Personal information
- Nickname: "Cockney Jock"
- Born: 26 March 1969 (age 57) Hammersmith, London, England
- Home town: Shepherd's Bush, London, England

Darts information
- Playing darts since: 1992
- Darts: 21g Raymond van Barneveld
- Laterality: Right-handed
- Walk-on music: "London Calling" by The Clash

Organisation (see split in darts)
- PDC: 2004–2011

PDC premier events – best performances
- World Championship: Last 32: 2006, 2008
- UK Open: Last 64: 2007, 2008, 2009
- US Open/WSoD: Last 64: 2007, 2008

= Jason Clark (darts player) =

British darts player

Jason Clark (born 26 March 1969) is an English-born Scottish former professional darts player who competed in Professional Darts Corporation (PDC) events. He was not a full-time professional, he manages his own flooring supply and fitting company. Despite being born and raised in London, he represents Scotland as his family are entirely Scottish. As a result of his Scottish heritage and English upbringing, he is nicknamed the Cockney Jock. He has played County darts for both London and Middlesex.

****************************************

• **PROBLEMS TO WORK ON**
1 > According to the Jason Clark profile, why does he represent Scotland despite being born and raised in London?
2 > Extend the Jason Clark profile past its final sentence.
The rows that come after this profile can be left aside.

****************************************

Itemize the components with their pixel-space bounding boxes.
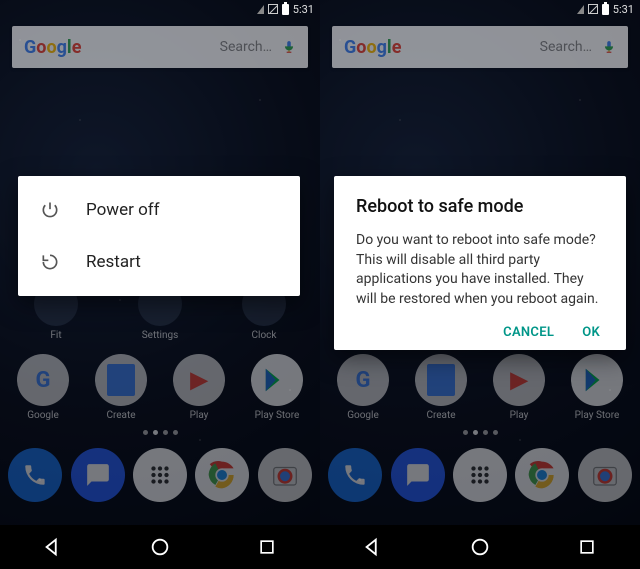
phone-app-icon[interactable] bbox=[8, 448, 62, 502]
play-store-icon bbox=[571, 354, 623, 406]
app-label: Create bbox=[426, 410, 455, 421]
messages-app-icon[interactable] bbox=[391, 448, 445, 502]
chrome-app-icon[interactable] bbox=[515, 448, 569, 502]
mic-icon[interactable] bbox=[282, 38, 296, 56]
power-icon bbox=[40, 200, 60, 220]
status-time: 5:31 bbox=[613, 3, 634, 16]
page-indicator bbox=[320, 430, 640, 435]
google-search-bar[interactable]: Google Search… bbox=[332, 26, 628, 68]
restart-item[interactable]: Restart bbox=[18, 236, 300, 288]
app-folder[interactable]: G Google bbox=[337, 354, 389, 421]
chrome-app-icon[interactable] bbox=[195, 448, 249, 502]
quick-label: Settings bbox=[142, 330, 179, 341]
app-label: Play Store bbox=[575, 410, 620, 421]
app-label: Google bbox=[347, 410, 379, 421]
google-search-bar[interactable]: Google Search… bbox=[12, 26, 308, 68]
app-folder[interactable]: ▶ Play bbox=[493, 354, 545, 421]
navigation-bar bbox=[0, 525, 320, 569]
dialog-body: Do you want to reboot into safe mode? Th… bbox=[356, 231, 604, 309]
dock bbox=[320, 448, 640, 502]
recents-button[interactable] bbox=[565, 525, 609, 569]
google-logo: Google bbox=[24, 37, 81, 58]
power-off-label: Power off bbox=[86, 200, 160, 220]
app-label: Play bbox=[510, 410, 529, 421]
recents-button[interactable] bbox=[245, 525, 289, 569]
search-placeholder: Search… bbox=[81, 39, 272, 55]
app-folder[interactable]: G Google bbox=[17, 354, 69, 421]
google-logo: Google bbox=[344, 37, 401, 58]
search-placeholder: Search… bbox=[401, 39, 592, 55]
status-time: 5:31 bbox=[293, 3, 314, 16]
dialog-title: Reboot to safe mode bbox=[356, 196, 604, 217]
home-button[interactable] bbox=[138, 525, 182, 569]
app-folder[interactable]: Create bbox=[415, 354, 467, 421]
google-folder-icon: G bbox=[337, 354, 389, 406]
no-sim-icon bbox=[268, 4, 278, 14]
no-sim-icon bbox=[588, 4, 598, 14]
play-folder-icon: ▶ bbox=[173, 354, 225, 406]
app-item[interactable]: Play Store bbox=[251, 354, 303, 421]
google-folder-icon: G bbox=[17, 354, 69, 406]
power-menu: Power off Restart bbox=[18, 176, 300, 296]
battery-icon bbox=[282, 4, 289, 15]
restart-label: Restart bbox=[86, 252, 141, 272]
page-indicator bbox=[0, 430, 320, 435]
back-button[interactable] bbox=[31, 525, 75, 569]
phone-right: 5:31 Google Search… G Google Create ▶ Pl… bbox=[320, 0, 640, 569]
quick-label: Fit bbox=[50, 330, 61, 341]
mic-icon[interactable] bbox=[602, 38, 616, 56]
app-item[interactable]: Play Store bbox=[571, 354, 623, 421]
dialog-actions: CANCEL OK bbox=[356, 325, 604, 340]
wifi-icon bbox=[577, 5, 584, 14]
app-drawer-icon[interactable] bbox=[453, 448, 507, 502]
app-folder-row: G Google Create ▶ Play Play Store bbox=[320, 354, 640, 421]
navigation-bar bbox=[320, 525, 640, 569]
app-folder[interactable]: Create bbox=[95, 354, 147, 421]
app-drawer-icon[interactable] bbox=[133, 448, 187, 502]
app-label: Create bbox=[106, 410, 135, 421]
quick-label: Clock bbox=[252, 330, 277, 341]
app-label: Play bbox=[190, 410, 209, 421]
app-folder-row: G Google Create ▶ Play Play Store bbox=[0, 354, 320, 421]
ok-button[interactable]: OK bbox=[582, 325, 600, 340]
battery-icon bbox=[602, 4, 609, 15]
status-bar: 5:31 bbox=[0, 0, 320, 18]
home-button[interactable] bbox=[458, 525, 502, 569]
app-label: Google bbox=[27, 410, 59, 421]
app-folder[interactable]: ▶ Play bbox=[173, 354, 225, 421]
power-off-item[interactable]: Power off bbox=[18, 184, 300, 236]
create-folder-icon bbox=[95, 354, 147, 406]
restart-icon bbox=[40, 252, 60, 272]
app-label: Play Store bbox=[255, 410, 300, 421]
create-folder-icon bbox=[415, 354, 467, 406]
phone-left: 5:31 Google Search… Fit Settings Clock G… bbox=[0, 0, 320, 569]
status-bar: 5:31 bbox=[320, 0, 640, 18]
play-folder-icon: ▶ bbox=[493, 354, 545, 406]
safe-mode-dialog: Reboot to safe mode Do you want to reboo… bbox=[334, 176, 626, 350]
messages-app-icon[interactable] bbox=[71, 448, 125, 502]
camera-app-icon[interactable] bbox=[578, 448, 632, 502]
play-store-icon bbox=[251, 354, 303, 406]
back-button[interactable] bbox=[351, 525, 395, 569]
cancel-button[interactable]: CANCEL bbox=[503, 325, 554, 340]
camera-app-icon[interactable] bbox=[258, 448, 312, 502]
phone-app-icon[interactable] bbox=[328, 448, 382, 502]
dock bbox=[0, 448, 320, 502]
wifi-icon bbox=[257, 5, 264, 14]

****************************************

• **ANSWERS**
1 > His family are entirely Scottish.

2 >
==Career==

Clark qualified for the 2005 PDC World Darts Championship, going through the first round against Japan's Yasuhiko Matsunaga, but lost in round two to Chris Mason. In the 2006 PDC World Darts Championship, he defeated Steve Maish in the first round, but narrowly lost in the second round to Peter Manley. After failing to qualify for the 2007 World Championship, he won a place in the 2008 PDC World Darts Championship as one of the highest ranked players in the 2007 PDC Pro Tour. He defeated 1988 World Champion Bob Anderson in the first round, but lost in the second round to then-current World Champion Raymond van Barneveld.

In January 2008, the PDC announced it had suspended Clark following his conduct at the PDC Annual Awards Dinner in London. He had been inducted into the PDC's Nine-Dart Club, achieving the feat at the German Darts Championship. The next month the Darts Regulation Authority released details of Clark's suspension as well as the suspension of Andy Jenkins. Clark was given a one-year ban with nine months suspended with the DRA reviewing his sentence every three months until January 2009. His ban was backdated to 10 January 2008, meaning that he returned to the circuit in April.

In January 2011, Clark declined the offer of a PDC Tour Card due to the fact that his family and business needed to come first and he could not fully commit enough of his time to darts.

==World Championship results==

===PDC===

- 2005: 2nd round (lost to Chris Mason 1–3) (sets)
- 2006: 2nd Round (lost to Peter Manley 3–4)
- 2008: 2nd Round (lost to Raymond van Barneveld 1–4)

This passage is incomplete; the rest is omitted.